Print all the data, keeping every line exactly as it is.

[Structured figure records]
□ □ □ □

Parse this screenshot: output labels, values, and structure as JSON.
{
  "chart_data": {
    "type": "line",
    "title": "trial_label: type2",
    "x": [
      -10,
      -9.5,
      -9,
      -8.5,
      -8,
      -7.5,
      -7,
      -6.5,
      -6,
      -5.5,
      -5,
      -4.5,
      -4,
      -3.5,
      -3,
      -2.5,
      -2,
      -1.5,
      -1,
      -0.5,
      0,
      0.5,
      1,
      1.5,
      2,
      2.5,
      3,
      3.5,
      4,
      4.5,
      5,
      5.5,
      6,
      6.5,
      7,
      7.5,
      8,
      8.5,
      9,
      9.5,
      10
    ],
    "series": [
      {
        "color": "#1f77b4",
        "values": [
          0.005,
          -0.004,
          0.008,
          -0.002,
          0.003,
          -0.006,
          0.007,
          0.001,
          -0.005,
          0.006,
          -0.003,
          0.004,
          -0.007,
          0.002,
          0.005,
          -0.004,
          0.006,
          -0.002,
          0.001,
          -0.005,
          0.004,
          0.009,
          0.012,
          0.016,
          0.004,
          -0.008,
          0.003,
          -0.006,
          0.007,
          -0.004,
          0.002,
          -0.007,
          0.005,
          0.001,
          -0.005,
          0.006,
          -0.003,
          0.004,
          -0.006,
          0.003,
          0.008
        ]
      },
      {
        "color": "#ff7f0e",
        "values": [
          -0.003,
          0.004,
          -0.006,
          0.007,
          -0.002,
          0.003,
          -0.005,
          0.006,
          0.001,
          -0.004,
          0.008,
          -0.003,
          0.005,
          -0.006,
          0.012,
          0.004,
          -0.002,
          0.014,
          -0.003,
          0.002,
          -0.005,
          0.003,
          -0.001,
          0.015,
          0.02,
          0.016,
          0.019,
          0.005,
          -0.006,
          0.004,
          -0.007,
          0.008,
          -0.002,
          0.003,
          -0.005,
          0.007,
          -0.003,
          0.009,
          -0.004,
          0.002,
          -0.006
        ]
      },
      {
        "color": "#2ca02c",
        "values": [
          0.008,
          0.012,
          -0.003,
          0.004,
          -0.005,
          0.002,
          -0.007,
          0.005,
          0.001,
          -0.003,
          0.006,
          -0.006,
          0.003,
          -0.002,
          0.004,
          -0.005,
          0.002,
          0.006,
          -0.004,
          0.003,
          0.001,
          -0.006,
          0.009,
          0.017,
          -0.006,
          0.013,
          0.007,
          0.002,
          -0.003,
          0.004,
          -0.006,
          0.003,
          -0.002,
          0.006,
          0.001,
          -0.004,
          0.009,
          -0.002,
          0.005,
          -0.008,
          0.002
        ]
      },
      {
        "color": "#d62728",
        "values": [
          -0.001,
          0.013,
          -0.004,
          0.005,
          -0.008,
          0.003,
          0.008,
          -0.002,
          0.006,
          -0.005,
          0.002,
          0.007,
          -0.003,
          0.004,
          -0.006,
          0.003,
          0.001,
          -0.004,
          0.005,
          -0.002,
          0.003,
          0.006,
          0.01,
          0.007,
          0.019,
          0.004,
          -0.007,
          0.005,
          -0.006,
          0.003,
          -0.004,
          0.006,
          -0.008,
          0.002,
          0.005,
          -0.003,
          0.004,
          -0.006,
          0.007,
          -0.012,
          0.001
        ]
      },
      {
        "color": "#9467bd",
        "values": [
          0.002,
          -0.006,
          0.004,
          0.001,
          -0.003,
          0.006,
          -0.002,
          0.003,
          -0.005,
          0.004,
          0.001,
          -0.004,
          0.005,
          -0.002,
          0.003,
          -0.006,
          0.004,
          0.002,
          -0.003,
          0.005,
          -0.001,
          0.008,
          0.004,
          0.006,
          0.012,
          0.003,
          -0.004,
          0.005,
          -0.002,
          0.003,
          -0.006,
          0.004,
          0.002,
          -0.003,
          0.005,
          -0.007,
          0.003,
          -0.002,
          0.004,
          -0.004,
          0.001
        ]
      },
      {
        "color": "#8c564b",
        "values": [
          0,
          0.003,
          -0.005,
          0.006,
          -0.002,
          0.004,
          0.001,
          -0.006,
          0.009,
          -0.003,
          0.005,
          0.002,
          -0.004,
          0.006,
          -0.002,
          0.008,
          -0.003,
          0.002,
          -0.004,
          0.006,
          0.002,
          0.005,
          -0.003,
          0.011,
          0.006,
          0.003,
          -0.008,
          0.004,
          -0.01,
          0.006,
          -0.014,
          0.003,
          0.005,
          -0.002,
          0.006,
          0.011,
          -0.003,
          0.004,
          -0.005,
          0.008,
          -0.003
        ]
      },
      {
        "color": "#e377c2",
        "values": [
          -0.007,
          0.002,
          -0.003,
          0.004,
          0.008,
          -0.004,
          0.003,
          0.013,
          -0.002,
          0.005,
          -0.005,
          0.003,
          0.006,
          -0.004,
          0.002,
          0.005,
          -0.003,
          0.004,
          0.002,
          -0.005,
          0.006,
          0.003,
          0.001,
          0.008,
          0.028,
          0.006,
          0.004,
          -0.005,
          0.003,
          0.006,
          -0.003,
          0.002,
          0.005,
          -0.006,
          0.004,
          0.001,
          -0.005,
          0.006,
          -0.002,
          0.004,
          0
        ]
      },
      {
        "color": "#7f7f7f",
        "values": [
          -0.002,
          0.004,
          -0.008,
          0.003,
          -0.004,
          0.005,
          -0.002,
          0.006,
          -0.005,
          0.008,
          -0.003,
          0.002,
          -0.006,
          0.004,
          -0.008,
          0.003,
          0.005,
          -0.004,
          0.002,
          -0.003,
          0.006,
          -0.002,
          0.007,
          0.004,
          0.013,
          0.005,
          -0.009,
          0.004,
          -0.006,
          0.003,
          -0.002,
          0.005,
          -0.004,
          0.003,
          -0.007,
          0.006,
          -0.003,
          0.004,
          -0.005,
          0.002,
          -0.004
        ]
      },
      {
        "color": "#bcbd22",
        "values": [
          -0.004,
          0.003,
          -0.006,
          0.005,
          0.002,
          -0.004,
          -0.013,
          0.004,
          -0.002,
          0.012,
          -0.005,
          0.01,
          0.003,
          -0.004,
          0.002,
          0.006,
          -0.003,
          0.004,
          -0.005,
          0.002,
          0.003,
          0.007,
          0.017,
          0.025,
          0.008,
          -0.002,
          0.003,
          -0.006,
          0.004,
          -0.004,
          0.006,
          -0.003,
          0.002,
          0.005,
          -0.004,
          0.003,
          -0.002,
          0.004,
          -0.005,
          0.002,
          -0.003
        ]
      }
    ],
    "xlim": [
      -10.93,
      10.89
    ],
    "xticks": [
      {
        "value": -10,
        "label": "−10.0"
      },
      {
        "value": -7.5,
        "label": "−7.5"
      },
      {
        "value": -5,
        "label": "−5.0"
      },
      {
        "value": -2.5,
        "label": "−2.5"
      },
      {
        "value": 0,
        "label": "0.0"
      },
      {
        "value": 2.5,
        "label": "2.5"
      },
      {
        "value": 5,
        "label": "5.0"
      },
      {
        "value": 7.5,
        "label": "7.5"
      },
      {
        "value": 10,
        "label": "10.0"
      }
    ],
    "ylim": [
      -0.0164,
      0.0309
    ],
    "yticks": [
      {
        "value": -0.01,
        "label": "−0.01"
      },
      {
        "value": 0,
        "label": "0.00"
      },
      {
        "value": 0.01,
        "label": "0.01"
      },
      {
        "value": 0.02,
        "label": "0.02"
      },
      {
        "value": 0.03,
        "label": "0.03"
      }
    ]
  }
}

□ □ □ □

### Solution to the problem:
Parse this screenshot: output labels, values, and structure as JSON.
{
  "chart_data": {
    "type": "line",
    "title": "trial_label: type2",
    "x": [
      -10,
      -9.5,
      -9,
      -8.5,
      -8,
      -7.5,
      -7,
      -6.5,
      -6,
      -5.5,
      -5,
      -4.5,
      -4,
      -3.5,
      -3,
      -2.5,
      -2,
      -1.5,
      -1,
      -0.5,
      0,
      0.5,
      1,
      1.5,
      2,
      2.5,
      3,
      3.5,
      4,
      4.5,
      5,
      5.5,
      6,
      6.5,
      7,
      7.5,
      8,
      8.5,
      9,
      9.5,
      10
    ],
    "series": [
      {
        "color": "#1f77b4",
        "values": [
          0.005,
          -0.004,
          0.008,
          -0.002,
          0.003,
          -0.006,
          0.007,
          0.001,
          -0.005,
          0.006,
          -0.003,
          0.004,
          -0.007,
          0.002,
          0.005,
          -0.004,
          0.006,
          -0.002,
          0.001,
          -0.005,
          0.004,
          0.009,
          0.012,
          0.016,
          0.004,
          -0.008,
          0.003,
          -0.006,
          0.007,
          -0.004,
          0.002,
          -0.007,
          0.005,
          0.001,
          -0.005,
          0.006,
          -0.003,
          0.004,
          -0.006,
          0.003,
          0.008
        ]
      },
      {
        "color": "#ff7f0e",
        "values": [
          -0.003,
          0.004,
          -0.006,
          0.007,
          -0.002,
          0.003,
          -0.005,
          0.006,
          0.001,
          -0.004,
          0.008,
          -0.003,
          0.005,
          -0.006,
          0.012,
          0.004,
          -0.002,
          0.014,
          -0.003,
          0.002,
          -0.005,
          0.003,
          -0.001,
          0.015,
          0.02,
          0.016,
          0.019,
          0.005,
          -0.006,
          0.004,
          -0.007,
          0.008,
          -0.002,
          0.003,
          -0.005,
          0.007,
          -0.003,
          0.009,
          -0.004,
          0.002,
          -0.006
        ]
      },
      {
        "color": "#2ca02c",
        "values": [
          0.008,
          0.012,
          -0.003,
          0.004,
          -0.005,
          0.002,
          -0.007,
          0.005,
          0.001,
          -0.003,
          0.006,
          -0.006,
          0.003,
          -0.002,
          0.004,
          -0.005,
          0.002,
          0.006,
          -0.004,
          0.003,
          0.001,
          -0.006,
          0.009,
          0.017,
          -0.006,
          0.013,
          0.007,
          0.002,
          -0.003,
          0.004,
          -0.006,
          0.003,
          -0.002,
          0.006,
          0.001,
          -0.004,
          0.009,
          -0.002,
          0.005,
          -0.008,
          0.002
        ]
      },
      {
        "color": "#d62728",
        "values": [
          -0.001,
          0.013,
          -0.004,
          0.005,
          -0.008,
          0.003,
          0.008,
          -0.002,
          0.006,
          -0.005,
          0.002,
          0.007,
          -0.003,
          0.004,
          -0.006,
          0.003,
          0.001,
          -0.004,
          0.005,
          -0.002,
          0.003,
          0.006,
          0.01,
          0.007,
          0.019,
          0.004,
          -0.007,
          0.005,
          -0.006,
          0.003,
          -0.004,
          0.006,
          -0.008,
          0.002,
          0.005,
          -0.003,
          0.004,
          -0.006,
          0.007,
          -0.012,
          0.001
        ]
      },
      {
        "color": "#9467bd",
        "values": [
          0.002,
          -0.006,
          0.004,
          0.001,
          -0.003,
          0.006,
          -0.002,
          0.003,
          -0.005,
          0.004,
          0.001,
          -0.004,
          0.005,
          -0.002,
          0.003,
          -0.006,
          0.004,
          0.002,
          -0.003,
          0.005,
          -0.001,
          0.008,
          0.004,
          0.006,
          0.012,
          0.003,
          -0.004,
          0.005,
          -0.002,
          0.003,
          -0.006,
          0.004,
          0.002,
          -0.003,
          0.005,
          -0.007,
          0.003,
          -0.002,
          0.004,
          -0.004,
          0.001
        ]
      },
      {
        "color": "#8c564b",
        "values": [
          0,
          0.003,
          -0.005,
          0.006,
          -0.002,
          0.004,
          0.001,
          -0.006,
          0.009,
          -0.003,
          0.005,
          0.002,
          -0.004,
          0.006,
          -0.002,
          0.008,
          -0.003,
          0.002,
          -0.004,
          0.006,
          0.002,
          0.005,
          -0.003,
          0.011,
          0.006,
          0.003,
          -0.008,
          0.004,
          -0.01,
          0.006,
          -0.014,
          0.003,
          0.005,
          -0.002,
          0.006,
          0.011,
          -0.003,
          0.004,
          -0.005,
          0.008,
          -0.003
        ]
      },
      {
        "color": "#e377c2",
        "values": [
          -0.007,
          0.002,
          -0.003,
          0.004,
          0.008,
          -0.004,
          0.003,
          0.013,
          -0.002,
          0.005,
          -0.005,
          0.003,
          0.006,
          -0.004,
          0.002,
          0.005,
          -0.003,
          0.004,
          0.002,
          -0.005,
          0.006,
          0.003,
          0.001,
          0.008,
          0.028,
          0.006,
          0.004,
          -0.005,
          0.003,
          0.006,
          -0.003,
          0.002,
          0.005,
          -0.006,
          0.004,
          0.001,
          -0.005,
          0.006,
          -0.002,
          0.004,
          0
        ]
      },
      {
        "color": "#7f7f7f",
        "values": [
          -0.002,
          0.004,
          -0.008,
          0.003,
          -0.004,
          0.005,
          -0.002,
          0.006,
          -0.005,
          0.008,
          -0.003,
          0.002,
          -0.006,
          0.004,
          -0.008,
          0.003,
          0.005,
          -0.004,
          0.002,
          -0.003,
          0.006,
          -0.002,
          0.007,
          0.004,
          0.013,
          0.005,
          -0.009,
          0.004,
          -0.006,
          0.003,
          -0.002,
          0.005,
          -0.004,
          0.003,
          -0.007,
          0.006,
          -0.003,
          0.004,
          -0.005,
          0.002,
          -0.004
        ]
      },
      {
        "color": "#bcbd22",
        "values": [
          -0.004,
          0.003,
          -0.006,
          0.005,
          0.002,
          -0.004,
          -0.013,
          0.004,
          -0.002,
          0.012,
          -0.005,
          0.01,
          0.003,
          -0.004,
          0.002,
          0.006,
          -0.003,
          0.004,
          -0.005,
          0.002,
          0.003,
          0.007,
          0.017,
          0.025,
          0.008,
          -0.002,
          0.003,
          -0.006,
          0.004,
          -0.004,
          0.006,
          -0.003,
          0.002,
          0.005,
          -0.004,
          0.003,
          -0.002,
          0.004,
          -0.005,
          0.002,
          -0.003
        ]
      }
    ],
    "xlim": [
      -10.93,
      10.89
    ],
    "xticks": [
      {
        "value": -10,
        "label": "−10.0"
      },
      {
        "value": -7.5,
        "label": "−7.5"
      },
      {
        "value": -5,
        "label": "−5.0"
      },
      {
        "value": -2.5,
        "label": "−2.5"
      },
      {
        "value": 0,
        "label": "0.0"
      },
      {
        "value": 2.5,
        "label": "2.5"
      },
      {
        "value": 5,
        "label": "5.0"
      },
      {
        "value": 7.5,
        "label": "7.5"
      },
      {
        "value": 10,
        "label": "10.0"
      }
    ],
    "ylim": [
      -0.0164,
      0.0309
    ],
    "yticks": [
      {
        "value": -0.01,
        "label": "−0.01"
      },
      {
        "value": 0,
        "label": "0.00"
      },
      {
        "value": 0.01,
        "label": "0.01"
      },
      {
        "value": 0.02,
        "label": "0.02"
      },
      {
        "value": 0.03,
        "label": "0.03"
      }
    ]
  }
}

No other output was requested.